# Exercise goal:
Transcribe each of the records below exactly, excluding all pictures.

** start Given records **

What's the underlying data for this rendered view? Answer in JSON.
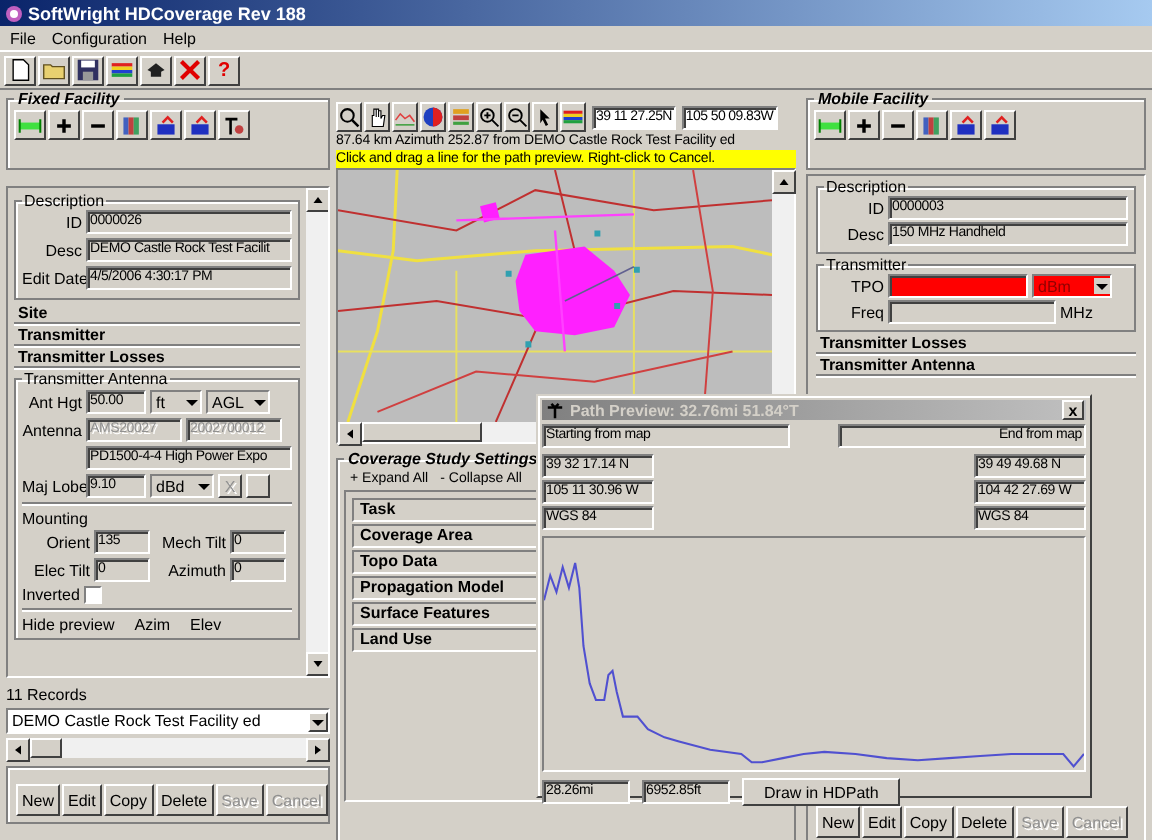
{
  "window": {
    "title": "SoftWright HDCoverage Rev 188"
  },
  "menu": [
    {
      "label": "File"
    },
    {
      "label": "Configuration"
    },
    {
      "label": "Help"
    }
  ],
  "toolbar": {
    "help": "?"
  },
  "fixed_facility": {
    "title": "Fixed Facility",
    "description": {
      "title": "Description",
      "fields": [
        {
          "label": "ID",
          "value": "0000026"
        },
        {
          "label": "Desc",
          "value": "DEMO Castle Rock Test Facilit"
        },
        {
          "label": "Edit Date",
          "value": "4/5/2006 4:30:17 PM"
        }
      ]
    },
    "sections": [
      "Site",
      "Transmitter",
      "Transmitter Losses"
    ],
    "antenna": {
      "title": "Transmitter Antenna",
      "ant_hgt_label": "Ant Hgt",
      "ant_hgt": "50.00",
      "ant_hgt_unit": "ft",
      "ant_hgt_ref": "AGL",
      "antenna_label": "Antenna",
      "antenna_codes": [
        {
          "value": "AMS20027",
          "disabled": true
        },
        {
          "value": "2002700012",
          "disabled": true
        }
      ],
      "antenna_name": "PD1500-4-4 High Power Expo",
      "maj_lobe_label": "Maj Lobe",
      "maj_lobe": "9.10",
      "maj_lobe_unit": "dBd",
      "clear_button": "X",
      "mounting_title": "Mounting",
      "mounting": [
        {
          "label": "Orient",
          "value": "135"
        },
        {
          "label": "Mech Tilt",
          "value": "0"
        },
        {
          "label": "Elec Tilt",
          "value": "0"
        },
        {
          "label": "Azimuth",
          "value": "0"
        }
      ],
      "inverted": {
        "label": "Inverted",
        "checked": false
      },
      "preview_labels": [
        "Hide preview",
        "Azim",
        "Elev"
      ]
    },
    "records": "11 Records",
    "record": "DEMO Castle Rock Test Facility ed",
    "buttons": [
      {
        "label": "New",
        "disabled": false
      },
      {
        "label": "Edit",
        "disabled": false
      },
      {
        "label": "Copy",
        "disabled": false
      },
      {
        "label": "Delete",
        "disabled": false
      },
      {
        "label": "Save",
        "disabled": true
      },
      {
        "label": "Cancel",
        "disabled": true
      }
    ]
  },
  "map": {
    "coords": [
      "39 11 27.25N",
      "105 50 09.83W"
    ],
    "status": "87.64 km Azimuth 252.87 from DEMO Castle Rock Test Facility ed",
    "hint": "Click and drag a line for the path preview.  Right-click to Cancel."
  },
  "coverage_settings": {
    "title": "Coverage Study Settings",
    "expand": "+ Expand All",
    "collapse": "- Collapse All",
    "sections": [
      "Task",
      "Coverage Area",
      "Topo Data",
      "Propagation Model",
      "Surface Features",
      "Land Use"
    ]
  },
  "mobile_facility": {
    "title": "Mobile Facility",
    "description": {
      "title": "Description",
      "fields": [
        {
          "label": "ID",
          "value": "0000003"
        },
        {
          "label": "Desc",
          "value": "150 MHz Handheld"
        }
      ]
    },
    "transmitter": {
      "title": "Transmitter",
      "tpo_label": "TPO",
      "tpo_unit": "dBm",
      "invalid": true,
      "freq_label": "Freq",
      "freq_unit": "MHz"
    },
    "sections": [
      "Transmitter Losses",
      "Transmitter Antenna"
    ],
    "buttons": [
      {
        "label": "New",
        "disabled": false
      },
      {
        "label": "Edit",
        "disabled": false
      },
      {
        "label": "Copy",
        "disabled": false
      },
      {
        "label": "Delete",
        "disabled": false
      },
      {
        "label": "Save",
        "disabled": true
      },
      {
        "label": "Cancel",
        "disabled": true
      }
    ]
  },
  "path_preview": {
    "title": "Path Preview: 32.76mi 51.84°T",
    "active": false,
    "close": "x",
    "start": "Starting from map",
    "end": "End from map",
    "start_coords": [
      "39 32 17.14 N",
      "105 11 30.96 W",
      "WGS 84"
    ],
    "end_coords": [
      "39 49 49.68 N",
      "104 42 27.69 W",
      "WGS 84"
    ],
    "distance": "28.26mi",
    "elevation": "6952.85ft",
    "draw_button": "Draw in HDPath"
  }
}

** end Given records **

# Solution for this problem:
What's the underlying data for this rendered view? Answer in JSON.
{
  "window": {
    "title": "SoftWright HDCoverage Rev 188"
  },
  "menu": [
    {
      "label": "File"
    },
    {
      "label": "Configuration"
    },
    {
      "label": "Help"
    }
  ],
  "toolbar": {
    "help": "?"
  },
  "fixed_facility": {
    "title": "Fixed Facility",
    "description": {
      "title": "Description",
      "fields": [
        {
          "label": "ID",
          "value": "0000026"
        },
        {
          "label": "Desc",
          "value": "DEMO Castle Rock Test Facilit"
        },
        {
          "label": "Edit Date",
          "value": "4/5/2006 4:30:17 PM"
        }
      ]
    },
    "sections": [
      "Site",
      "Transmitter",
      "Transmitter Losses"
    ],
    "antenna": {
      "title": "Transmitter Antenna",
      "ant_hgt_label": "Ant Hgt",
      "ant_hgt": "50.00",
      "ant_hgt_unit": "ft",
      "ant_hgt_ref": "AGL",
      "antenna_label": "Antenna",
      "antenna_codes": [
        {
          "value": "AMS20027",
          "disabled": true
        },
        {
          "value": "2002700012",
          "disabled": true
        }
      ],
      "antenna_name": "PD1500-4-4 High Power Expo",
      "maj_lobe_label": "Maj Lobe",
      "maj_lobe": "9.10",
      "maj_lobe_unit": "dBd",
      "clear_button": "X",
      "mounting_title": "Mounting",
      "mounting": [
        {
          "label": "Orient",
          "value": "135"
        },
        {
          "label": "Mech Tilt",
          "value": "0"
        },
        {
          "label": "Elec Tilt",
          "value": "0"
        },
        {
          "label": "Azimuth",
          "value": "0"
        }
      ],
      "inverted": {
        "label": "Inverted",
        "checked": false
      },
      "preview_labels": [
        "Hide preview",
        "Azim",
        "Elev"
      ]
    },
    "records": "11 Records",
    "record": "DEMO Castle Rock Test Facility ed",
    "buttons": [
      {
        "label": "New",
        "disabled": false
      },
      {
        "label": "Edit",
        "disabled": false
      },
      {
        "label": "Copy",
        "disabled": false
      },
      {
        "label": "Delete",
        "disabled": false
      },
      {
        "label": "Save",
        "disabled": true
      },
      {
        "label": "Cancel",
        "disabled": true
      }
    ]
  },
  "map": {
    "coords": [
      "39 11 27.25N",
      "105 50 09.83W"
    ],
    "status": "87.64 km Azimuth 252.87 from DEMO Castle Rock Test Facility ed",
    "hint": "Click and drag a line for the path preview.  Right-click to Cancel."
  },
  "coverage_settings": {
    "title": "Coverage Study Settings",
    "expand": "+ Expand All",
    "collapse": "- Collapse All",
    "sections": [
      "Task",
      "Coverage Area",
      "Topo Data",
      "Propagation Model",
      "Surface Features",
      "Land Use"
    ]
  },
  "mobile_facility": {
    "title": "Mobile Facility",
    "description": {
      "title": "Description",
      "fields": [
        {
          "label": "ID",
          "value": "0000003"
        },
        {
          "label": "Desc",
          "value": "150 MHz Handheld"
        }
      ]
    },
    "transmitter": {
      "title": "Transmitter",
      "tpo_label": "TPO",
      "tpo_unit": "dBm",
      "invalid": true,
      "freq_label": "Freq",
      "freq_unit": "MHz"
    },
    "sections": [
      "Transmitter Losses",
      "Transmitter Antenna"
    ],
    "buttons": [
      {
        "label": "New",
        "disabled": false
      },
      {
        "label": "Edit",
        "disabled": false
      },
      {
        "label": "Copy",
        "disabled": false
      },
      {
        "label": "Delete",
        "disabled": false
      },
      {
        "label": "Save",
        "disabled": true
      },
      {
        "label": "Cancel",
        "disabled": true
      }
    ]
  },
  "path_preview": {
    "title": "Path Preview: 32.76mi 51.84°T",
    "active": false,
    "close": "x",
    "start": "Starting from map",
    "end": "End from map",
    "start_coords": [
      "39 32 17.14 N",
      "105 11 30.96 W",
      "WGS 84"
    ],
    "end_coords": [
      "39 49 49.68 N",
      "104 42 27.69 W",
      "WGS 84"
    ],
    "distance": "28.26mi",
    "elevation": "6952.85ft",
    "draw_button": "Draw in HDPath"
  }
}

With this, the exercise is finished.